[Saved entries]
----------------------------------------

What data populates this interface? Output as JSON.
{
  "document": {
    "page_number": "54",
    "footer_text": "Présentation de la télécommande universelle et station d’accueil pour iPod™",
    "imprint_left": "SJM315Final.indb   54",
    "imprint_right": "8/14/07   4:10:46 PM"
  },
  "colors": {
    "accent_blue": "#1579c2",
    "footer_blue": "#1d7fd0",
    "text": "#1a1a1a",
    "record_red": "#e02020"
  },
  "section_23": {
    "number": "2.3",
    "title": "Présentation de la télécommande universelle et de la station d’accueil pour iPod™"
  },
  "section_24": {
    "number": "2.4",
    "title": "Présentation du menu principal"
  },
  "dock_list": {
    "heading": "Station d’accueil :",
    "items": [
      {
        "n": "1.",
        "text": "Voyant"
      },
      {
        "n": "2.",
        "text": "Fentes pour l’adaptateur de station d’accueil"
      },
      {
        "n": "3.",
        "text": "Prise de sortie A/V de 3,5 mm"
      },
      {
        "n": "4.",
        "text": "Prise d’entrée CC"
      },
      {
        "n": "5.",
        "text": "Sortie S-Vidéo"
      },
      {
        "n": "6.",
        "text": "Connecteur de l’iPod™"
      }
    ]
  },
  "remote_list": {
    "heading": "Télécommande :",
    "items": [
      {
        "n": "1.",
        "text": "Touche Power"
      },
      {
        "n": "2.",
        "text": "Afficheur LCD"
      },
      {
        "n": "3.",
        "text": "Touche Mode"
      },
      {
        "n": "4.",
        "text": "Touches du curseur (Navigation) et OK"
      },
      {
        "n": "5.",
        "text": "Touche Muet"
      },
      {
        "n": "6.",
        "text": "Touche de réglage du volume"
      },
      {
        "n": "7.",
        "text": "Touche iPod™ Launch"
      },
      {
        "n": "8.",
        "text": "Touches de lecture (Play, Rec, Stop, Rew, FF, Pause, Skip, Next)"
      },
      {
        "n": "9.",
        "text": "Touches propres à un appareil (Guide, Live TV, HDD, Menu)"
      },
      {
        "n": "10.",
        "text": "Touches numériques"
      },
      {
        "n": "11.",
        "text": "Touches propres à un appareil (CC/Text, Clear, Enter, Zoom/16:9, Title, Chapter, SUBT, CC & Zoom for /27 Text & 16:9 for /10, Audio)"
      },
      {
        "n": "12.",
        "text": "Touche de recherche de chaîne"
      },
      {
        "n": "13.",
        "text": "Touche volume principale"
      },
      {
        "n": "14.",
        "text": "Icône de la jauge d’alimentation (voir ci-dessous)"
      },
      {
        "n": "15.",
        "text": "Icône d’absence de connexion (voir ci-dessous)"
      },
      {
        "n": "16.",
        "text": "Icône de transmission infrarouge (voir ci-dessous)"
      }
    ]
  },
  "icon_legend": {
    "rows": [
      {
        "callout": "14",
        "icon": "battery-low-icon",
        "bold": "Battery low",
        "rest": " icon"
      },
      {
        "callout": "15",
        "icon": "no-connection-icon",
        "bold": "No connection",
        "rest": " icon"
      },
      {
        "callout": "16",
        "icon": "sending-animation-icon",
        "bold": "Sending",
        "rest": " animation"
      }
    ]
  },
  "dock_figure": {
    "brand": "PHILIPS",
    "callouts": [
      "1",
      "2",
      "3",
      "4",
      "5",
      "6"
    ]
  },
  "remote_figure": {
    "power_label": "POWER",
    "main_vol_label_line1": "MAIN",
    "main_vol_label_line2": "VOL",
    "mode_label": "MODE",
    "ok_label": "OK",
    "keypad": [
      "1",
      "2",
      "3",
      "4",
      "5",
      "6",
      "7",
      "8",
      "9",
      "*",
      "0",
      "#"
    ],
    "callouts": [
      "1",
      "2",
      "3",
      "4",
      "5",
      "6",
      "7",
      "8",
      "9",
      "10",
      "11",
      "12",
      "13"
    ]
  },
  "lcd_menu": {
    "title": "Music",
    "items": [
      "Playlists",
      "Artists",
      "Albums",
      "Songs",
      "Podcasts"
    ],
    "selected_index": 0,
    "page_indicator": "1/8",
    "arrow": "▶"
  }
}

----------------------------------------

§ **WHAT IS NEEDED**: Return the listing above in its exact form.

§ **PROBLEM SOLUTION**:
What data populates this interface? Output as JSON.
{
  "document": {
    "page_number": "54",
    "footer_text": "Présentation de la télécommande universelle et station d’accueil pour iPod™",
    "imprint_left": "SJM315Final.indb   54",
    "imprint_right": "8/14/07   4:10:46 PM"
  },
  "colors": {
    "accent_blue": "#1579c2",
    "footer_blue": "#1d7fd0",
    "text": "#1a1a1a",
    "record_red": "#e02020"
  },
  "section_23": {
    "number": "2.3",
    "title": "Présentation de la télécommande universelle et de la station d’accueil pour iPod™"
  },
  "section_24": {
    "number": "2.4",
    "title": "Présentation du menu principal"
  },
  "dock_list": {
    "heading": "Station d’accueil :",
    "items": [
      {
        "n": "1.",
        "text": "Voyant"
      },
      {
        "n": "2.",
        "text": "Fentes pour l’adaptateur de station d’accueil"
      },
      {
        "n": "3.",
        "text": "Prise de sortie A/V de 3,5 mm"
      },
      {
        "n": "4.",
        "text": "Prise d’entrée CC"
      },
      {
        "n": "5.",
        "text": "Sortie S-Vidéo"
      },
      {
        "n": "6.",
        "text": "Connecteur de l’iPod™"
      }
    ]
  },
  "remote_list": {
    "heading": "Télécommande :",
    "items": [
      {
        "n": "1.",
        "text": "Touche Power"
      },
      {
        "n": "2.",
        "text": "Afficheur LCD"
      },
      {
        "n": "3.",
        "text": "Touche Mode"
      },
      {
        "n": "4.",
        "text": "Touches du curseur (Navigation) et OK"
      },
      {
        "n": "5.",
        "text": "Touche Muet"
      },
      {
        "n": "6.",
        "text": "Touche de réglage du volume"
      },
      {
        "n": "7.",
        "text": "Touche iPod™ Launch"
      },
      {
        "n": "8.",
        "text": "Touches de lecture (Play, Rec, Stop, Rew, FF, Pause, Skip, Next)"
      },
      {
        "n": "9.",
        "text": "Touches propres à un appareil (Guide, Live TV, HDD, Menu)"
      },
      {
        "n": "10.",
        "text": "Touches numériques"
      },
      {
        "n": "11.",
        "text": "Touches propres à un appareil (CC/Text, Clear, Enter, Zoom/16:9, Title, Chapter, SUBT, CC & Zoom for /27 Text & 16:9 for /10, Audio)"
      },
      {
        "n": "12.",
        "text": "Touche de recherche de chaîne"
      },
      {
        "n": "13.",
        "text": "Touche volume principale"
      },
      {
        "n": "14.",
        "text": "Icône de la jauge d’alimentation (voir ci-dessous)"
      },
      {
        "n": "15.",
        "text": "Icône d’absence de connexion (voir ci-dessous)"
      },
      {
        "n": "16.",
        "text": "Icône de transmission infrarouge (voir ci-dessous)"
      }
    ]
  },
  "icon_legend": {
    "rows": [
      {
        "callout": "14",
        "icon": "battery-low-icon",
        "bold": "Battery low",
        "rest": " icon"
      },
      {
        "callout": "15",
        "icon": "no-connection-icon",
        "bold": "No connection",
        "rest": " icon"
      },
      {
        "callout": "16",
        "icon": "sending-animation-icon",
        "bold": "Sending",
        "rest": " animation"
      }
    ]
  },
  "dock_figure": {
    "brand": "PHILIPS",
    "callouts": [
      "1",
      "2",
      "3",
      "4",
      "5",
      "6"
    ]
  },
  "remote_figure": {
    "power_label": "POWER",
    "main_vol_label_line1": "MAIN",
    "main_vol_label_line2": "VOL",
    "mode_label": "MODE",
    "ok_label": "OK",
    "keypad": [
      "1",
      "2",
      "3",
      "4",
      "5",
      "6",
      "7",
      "8",
      "9",
      "*",
      "0",
      "#"
    ],
    "callouts": [
      "1",
      "2",
      "3",
      "4",
      "5",
      "6",
      "7",
      "8",
      "9",
      "10",
      "11",
      "12",
      "13"
    ]
  },
  "lcd_menu": {
    "title": "Music",
    "items": [
      "Playlists",
      "Artists",
      "Albums",
      "Songs",
      "Podcasts"
    ],
    "selected_index": 0,
    "page_indicator": "1/8",
    "arrow": "▶"
  }
}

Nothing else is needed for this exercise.